**EXERCISE TASK:** Reproduce each record below exactly as written.
[START PROVIDED ENTRIES]
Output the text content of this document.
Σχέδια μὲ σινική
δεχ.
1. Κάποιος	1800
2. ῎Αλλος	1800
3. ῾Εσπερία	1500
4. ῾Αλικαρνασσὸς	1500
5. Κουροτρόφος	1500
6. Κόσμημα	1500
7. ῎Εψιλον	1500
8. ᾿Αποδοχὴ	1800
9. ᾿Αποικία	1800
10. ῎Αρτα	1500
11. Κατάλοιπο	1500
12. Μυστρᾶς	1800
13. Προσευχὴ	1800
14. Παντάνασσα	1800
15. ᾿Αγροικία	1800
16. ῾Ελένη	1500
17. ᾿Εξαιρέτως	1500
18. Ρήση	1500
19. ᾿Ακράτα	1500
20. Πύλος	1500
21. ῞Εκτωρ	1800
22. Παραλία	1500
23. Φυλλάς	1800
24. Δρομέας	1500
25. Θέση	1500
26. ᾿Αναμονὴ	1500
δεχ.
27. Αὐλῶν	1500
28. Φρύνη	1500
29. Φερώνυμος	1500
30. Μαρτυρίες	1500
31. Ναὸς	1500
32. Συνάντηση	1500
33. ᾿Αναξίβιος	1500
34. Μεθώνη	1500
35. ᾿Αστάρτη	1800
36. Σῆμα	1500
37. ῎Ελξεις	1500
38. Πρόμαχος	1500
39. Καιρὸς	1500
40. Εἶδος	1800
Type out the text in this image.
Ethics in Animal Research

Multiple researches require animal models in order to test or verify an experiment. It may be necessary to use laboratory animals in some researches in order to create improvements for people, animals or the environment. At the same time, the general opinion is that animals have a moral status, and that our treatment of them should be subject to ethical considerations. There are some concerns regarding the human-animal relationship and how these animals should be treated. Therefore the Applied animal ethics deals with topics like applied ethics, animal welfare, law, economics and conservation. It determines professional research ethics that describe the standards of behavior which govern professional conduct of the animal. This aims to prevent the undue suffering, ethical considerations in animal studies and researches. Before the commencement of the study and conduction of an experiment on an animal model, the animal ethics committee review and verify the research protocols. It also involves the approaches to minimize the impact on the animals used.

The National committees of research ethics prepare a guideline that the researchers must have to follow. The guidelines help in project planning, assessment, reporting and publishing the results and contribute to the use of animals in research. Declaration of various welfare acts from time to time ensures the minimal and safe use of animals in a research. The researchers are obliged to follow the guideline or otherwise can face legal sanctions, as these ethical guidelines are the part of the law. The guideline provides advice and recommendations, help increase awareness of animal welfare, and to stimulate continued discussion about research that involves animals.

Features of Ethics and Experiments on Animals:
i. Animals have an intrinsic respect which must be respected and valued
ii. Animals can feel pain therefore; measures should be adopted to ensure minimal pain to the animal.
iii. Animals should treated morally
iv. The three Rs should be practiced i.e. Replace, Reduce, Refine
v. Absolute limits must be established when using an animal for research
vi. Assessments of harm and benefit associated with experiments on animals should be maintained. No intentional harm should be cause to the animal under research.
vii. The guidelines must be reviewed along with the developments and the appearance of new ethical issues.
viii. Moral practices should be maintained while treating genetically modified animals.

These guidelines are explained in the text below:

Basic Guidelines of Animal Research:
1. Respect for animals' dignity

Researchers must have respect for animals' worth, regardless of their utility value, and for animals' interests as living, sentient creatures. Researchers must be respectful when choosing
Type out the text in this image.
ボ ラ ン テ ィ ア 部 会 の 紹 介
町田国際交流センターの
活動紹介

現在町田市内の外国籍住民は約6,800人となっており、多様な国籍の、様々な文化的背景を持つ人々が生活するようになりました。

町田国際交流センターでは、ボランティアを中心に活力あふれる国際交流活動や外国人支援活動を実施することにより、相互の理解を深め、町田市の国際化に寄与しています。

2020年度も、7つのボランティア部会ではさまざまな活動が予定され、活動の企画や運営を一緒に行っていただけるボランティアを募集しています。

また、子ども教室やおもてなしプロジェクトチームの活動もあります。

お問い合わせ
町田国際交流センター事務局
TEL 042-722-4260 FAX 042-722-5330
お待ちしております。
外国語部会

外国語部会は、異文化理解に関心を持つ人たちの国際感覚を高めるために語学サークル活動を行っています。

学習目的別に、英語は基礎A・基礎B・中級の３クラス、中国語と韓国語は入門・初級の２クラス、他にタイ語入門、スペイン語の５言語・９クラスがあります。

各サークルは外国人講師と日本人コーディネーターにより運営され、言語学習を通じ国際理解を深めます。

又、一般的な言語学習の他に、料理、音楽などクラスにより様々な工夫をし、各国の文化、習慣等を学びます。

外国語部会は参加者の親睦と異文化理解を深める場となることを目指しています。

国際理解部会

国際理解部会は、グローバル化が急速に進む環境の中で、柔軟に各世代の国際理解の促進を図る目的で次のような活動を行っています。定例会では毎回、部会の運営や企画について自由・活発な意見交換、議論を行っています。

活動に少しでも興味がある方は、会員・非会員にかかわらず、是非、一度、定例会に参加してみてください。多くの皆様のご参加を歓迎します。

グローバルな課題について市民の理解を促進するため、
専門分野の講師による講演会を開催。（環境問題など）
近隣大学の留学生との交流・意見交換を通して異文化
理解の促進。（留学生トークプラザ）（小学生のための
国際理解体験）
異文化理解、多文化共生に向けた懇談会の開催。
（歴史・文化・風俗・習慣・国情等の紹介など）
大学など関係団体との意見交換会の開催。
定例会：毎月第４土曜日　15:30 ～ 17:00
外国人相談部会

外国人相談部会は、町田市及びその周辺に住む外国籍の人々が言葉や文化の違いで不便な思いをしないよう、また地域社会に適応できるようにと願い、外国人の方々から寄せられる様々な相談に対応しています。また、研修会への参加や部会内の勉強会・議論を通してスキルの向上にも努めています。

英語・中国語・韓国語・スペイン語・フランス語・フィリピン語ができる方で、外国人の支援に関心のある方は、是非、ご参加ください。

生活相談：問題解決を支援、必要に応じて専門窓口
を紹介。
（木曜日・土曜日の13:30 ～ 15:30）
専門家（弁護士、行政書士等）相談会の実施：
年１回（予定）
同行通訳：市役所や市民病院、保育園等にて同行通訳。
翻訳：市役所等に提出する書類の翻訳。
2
[END PROVIDED ENTRIES]
**SOLUTION FOR THIS TASK:**
Output the text content of this document.
Σχέδια μὲ σινική
δεχ.
1. Κάποιος	1800
2. ῎Αλλος	1800
3. ῾Εσπερία	1500
4. ῾Αλικαρνασσὸς	1500
5. Κουροτρόφος	1500
6. Κόσμημα	1500
7. ῎Εψιλον	1500
8. ᾿Αποδοχὴ	1800
9. ᾿Αποικία	1800
10. ῎Αρτα	1500
11. Κατάλοιπο	1500
12. Μυστρᾶς	1800
13. Προσευχὴ	1800
14. Παντάνασσα	1800
15. ᾿Αγροικία	1800
16. ῾Ελένη	1500
17. ᾿Εξαιρέτως	1500
18. Ρήση	1500
19. ᾿Ακράτα	1500
20. Πύλος	1500
21. ῞Εκτωρ	1800
22. Παραλία	1500
23. Φυλλάς	1800
24. Δρομέας	1500
25. Θέση	1500
26. ᾿Αναμονὴ	1500
δεχ.
27. Αὐλῶν	1500
28. Φρύνη	1500
29. Φερώνυμος	1500
30. Μαρτυρίες	1500
31. Ναὸς	1500
32. Συνάντηση	1500
33. ᾿Αναξίβιος	1500
34. Μεθώνη	1500
35. ᾿Αστάρτη	1800
36. Σῆμα	1500
37. ῎Ελξεις	1500
38. Πρόμαχος	1500
39. Καιρὸς	1500
40. Εἶδος	1800
Type out the text in this image.
Ethics in Animal Research

Multiple researches require animal models in order to test or verify an experiment. It may be necessary to use laboratory animals in some researches in order to create improvements for people, animals or the environment. At the same time, the general opinion is that animals have a moral status, and that our treatment of them should be subject to ethical considerations. There are some concerns regarding the human-animal relationship and how these animals should be treated. Therefore the Applied animal ethics deals with topics like applied ethics, animal welfare, law, economics and conservation. It determines professional research ethics that describe the standards of behavior which govern professional conduct of the animal. This aims to prevent the undue suffering, ethical considerations in animal studies and researches. Before the commencement of the study and conduction of an experiment on an animal model, the animal ethics committee review and verify the research protocols. It also involves the approaches to minimize the impact on the animals used.

The National committees of research ethics prepare a guideline that the researchers must have to follow. The guidelines help in project planning, assessment, reporting and publishing the results and contribute to the use of animals in research. Declaration of various welfare acts from time to time ensures the minimal and safe use of animals in a research. The researchers are obliged to follow the guideline or otherwise can face legal sanctions, as these ethical guidelines are the part of the law. The guideline provides advice and recommendations, help increase awareness of animal welfare, and to stimulate continued discussion about research that involves animals.

Features of Ethics and Experiments on Animals:
i. Animals have an intrinsic respect which must be respected and valued
ii. Animals can feel pain therefore; measures should be adopted to ensure minimal pain to the animal.
iii. Animals should treated morally
iv. The three Rs should be practiced i.e. Replace, Reduce, Refine
v. Absolute limits must be established when using an animal for research
vi. Assessments of harm and benefit associated with experiments on animals should be maintained. No intentional harm should be cause to the animal under research.
vii. The guidelines must be reviewed along with the developments and the appearance of new ethical issues.
viii. Moral practices should be maintained while treating genetically modified animals.

These guidelines are explained in the text below:

Basic Guidelines of Animal Research:
1. Respect for animals' dignity

Researchers must have respect for animals' worth, regardless of their utility value, and for animals' interests as living, sentient creatures. Researchers must be respectful when choosing
Type out the text in this image.
ボ ラ ン テ ィ ア 部 会 の 紹 介
町田国際交流センターの
活動紹介

現在町田市内の外国籍住民は約6,800人となっており、多様な国籍の、様々な文化的背景を持つ人々が生活するようになりました。

町田国際交流センターでは、ボランティアを中心に活力あふれる国際交流活動や外国人支援活動を実施することにより、相互の理解を深め、町田市の国際化に寄与しています。

2020年度も、7つのボランティア部会ではさまざまな活動が予定され、活動の企画や運営を一緒に行っていただけるボランティアを募集しています。

また、子ども教室やおもてなしプロジェクトチームの活動もあります。

お問い合わせ
町田国際交流センター事務局
TEL 042-722-4260 FAX 042-722-5330
お待ちしております。
外国語部会

外国語部会は、異文化理解に関心を持つ人たちの国際感覚を高めるために語学サークル活動を行っています。

学習目的別に、英語は基礎A・基礎B・中級の３クラス、中国語と韓国語は入門・初級の２クラス、他にタイ語入門、スペイン語の５言語・９クラスがあります。

各サークルは外国人講師と日本人コーディネーターにより運営され、言語学習を通じ国際理解を深めます。

又、一般的な言語学習の他に、料理、音楽などクラスにより様々な工夫をし、各国の文化、習慣等を学びます。

外国語部会は参加者の親睦と異文化理解を深める場となることを目指しています。

国際理解部会

国際理解部会は、グローバル化が急速に進む環境の中で、柔軟に各世代の国際理解の促進を図る目的で次のような活動を行っています。定例会では毎回、部会の運営や企画について自由・活発な意見交換、議論を行っています。

活動に少しでも興味がある方は、会員・非会員にかかわらず、是非、一度、定例会に参加してみてください。多くの皆様のご参加を歓迎します。

グローバルな課題について市民の理解を促進するため、
専門分野の講師による講演会を開催。（環境問題など）
近隣大学の留学生との交流・意見交換を通して異文化
理解の促進。（留学生トークプラザ）（小学生のための
国際理解体験）
異文化理解、多文化共生に向けた懇談会の開催。
（歴史・文化・風俗・習慣・国情等の紹介など）
大学など関係団体との意見交換会の開催。
定例会：毎月第４土曜日　15:30 ～ 17:00
外国人相談部会

外国人相談部会は、町田市及びその周辺に住む外国籍の人々が言葉や文化の違いで不便な思いをしないよう、また地域社会に適応できるようにと願い、外国人の方々から寄せられる様々な相談に対応しています。また、研修会への参加や部会内の勉強会・議論を通してスキルの向上にも努めています。

英語・中国語・韓国語・スペイン語・フランス語・フィリピン語ができる方で、外国人の支援に関心のある方は、是非、ご参加ください。

生活相談：問題解決を支援、必要に応じて専門窓口
を紹介。
（木曜日・土曜日の13:30 ～ 15:30）
専門家（弁護士、行政書士等）相談会の実施：
年１回（予定）
同行通訳：市役所や市民病院、保育園等にて同行通訳。
翻訳：市役所等に提出する書類の翻訳。
2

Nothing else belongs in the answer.